# [問題の指示]
以下のすべての行で「Zemní plyn」を「Plyn」に書き換え、それ以外はそのまま示しなさい。

*-*-*

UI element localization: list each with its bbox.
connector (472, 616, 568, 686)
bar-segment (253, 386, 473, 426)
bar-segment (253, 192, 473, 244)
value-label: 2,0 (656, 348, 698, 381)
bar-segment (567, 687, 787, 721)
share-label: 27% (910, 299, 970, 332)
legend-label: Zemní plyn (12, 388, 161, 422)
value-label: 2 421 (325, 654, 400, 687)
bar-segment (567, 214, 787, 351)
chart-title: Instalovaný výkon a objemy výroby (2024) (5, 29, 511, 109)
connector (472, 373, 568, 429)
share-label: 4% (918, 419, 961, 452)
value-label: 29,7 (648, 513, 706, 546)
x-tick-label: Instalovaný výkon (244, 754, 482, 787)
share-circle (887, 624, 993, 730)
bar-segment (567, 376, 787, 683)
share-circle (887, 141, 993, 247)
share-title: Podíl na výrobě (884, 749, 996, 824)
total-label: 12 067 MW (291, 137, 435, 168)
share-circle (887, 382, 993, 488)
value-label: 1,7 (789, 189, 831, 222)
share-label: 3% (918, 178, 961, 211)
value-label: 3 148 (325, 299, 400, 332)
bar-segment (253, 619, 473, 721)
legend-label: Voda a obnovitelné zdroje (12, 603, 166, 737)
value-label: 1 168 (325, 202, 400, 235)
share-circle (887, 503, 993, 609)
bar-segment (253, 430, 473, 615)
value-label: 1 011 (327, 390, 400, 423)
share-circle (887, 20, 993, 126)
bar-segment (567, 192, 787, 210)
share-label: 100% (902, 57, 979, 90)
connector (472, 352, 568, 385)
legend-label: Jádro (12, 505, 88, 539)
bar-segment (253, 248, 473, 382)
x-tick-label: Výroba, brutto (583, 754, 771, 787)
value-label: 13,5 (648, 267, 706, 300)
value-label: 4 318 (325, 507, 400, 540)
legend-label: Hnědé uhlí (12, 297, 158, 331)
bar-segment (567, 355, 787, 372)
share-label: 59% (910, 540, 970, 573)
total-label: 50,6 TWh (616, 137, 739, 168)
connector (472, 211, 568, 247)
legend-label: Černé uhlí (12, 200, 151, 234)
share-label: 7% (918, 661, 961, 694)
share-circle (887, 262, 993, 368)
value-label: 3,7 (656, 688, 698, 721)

*-*-*

# [解答]
UI element localization: list each with its bbox.
connector (472, 616, 568, 686)
bar-segment (253, 386, 473, 426)
bar-segment (253, 192, 473, 244)
value-label: 2,0 (656, 348, 698, 381)
bar-segment (567, 687, 787, 721)
share-label: 27% (910, 299, 970, 332)
legend-label: Plyn (12, 388, 161, 422)
value-label: 2 421 (325, 654, 400, 687)
bar-segment (567, 214, 787, 351)
chart-title: Instalovaný výkon a objemy výroby (2024) (5, 29, 511, 109)
connector (472, 373, 568, 429)
share-label: 4% (918, 419, 961, 452)
value-label: 29,7 (648, 513, 706, 546)
x-tick-label: Instalovaný výkon (244, 754, 482, 787)
share-circle (887, 624, 993, 730)
bar-segment (567, 376, 787, 683)
share-circle (887, 141, 993, 247)
share-title: Podíl na výrobě (884, 749, 996, 824)
total-label: 12 067 MW (291, 137, 435, 168)
share-circle (887, 382, 993, 488)
value-label: 1,7 (789, 189, 831, 222)
share-label: 3% (918, 178, 961, 211)
value-label: 3 148 (325, 299, 400, 332)
bar-segment (253, 619, 473, 721)
legend-label: Voda a obnovitelné zdroje (12, 603, 166, 737)
value-label: 1 168 (325, 202, 400, 235)
share-circle (887, 503, 993, 609)
bar-segment (253, 430, 473, 615)
value-label: 1 011 (327, 390, 400, 423)
share-circle (887, 20, 993, 126)
bar-segment (567, 192, 787, 210)
share-label: 100% (902, 57, 979, 90)
connector (472, 352, 568, 385)
legend-label: Jádro (12, 505, 88, 539)
bar-segment (253, 248, 473, 382)
x-tick-label: Výroba, brutto (583, 754, 771, 787)
value-label: 13,5 (648, 267, 706, 300)
value-label: 4 318 (325, 507, 400, 540)
legend-label: Hnědé uhlí (12, 297, 158, 331)
bar-segment (567, 355, 787, 372)
share-label: 59% (910, 540, 970, 573)
total-label: 50,6 TWh (616, 137, 739, 168)
connector (472, 211, 568, 247)
legend-label: Černé uhlí (12, 200, 151, 234)
share-label: 7% (918, 661, 961, 694)
share-circle (887, 262, 993, 368)
value-label: 3,7 (656, 688, 698, 721)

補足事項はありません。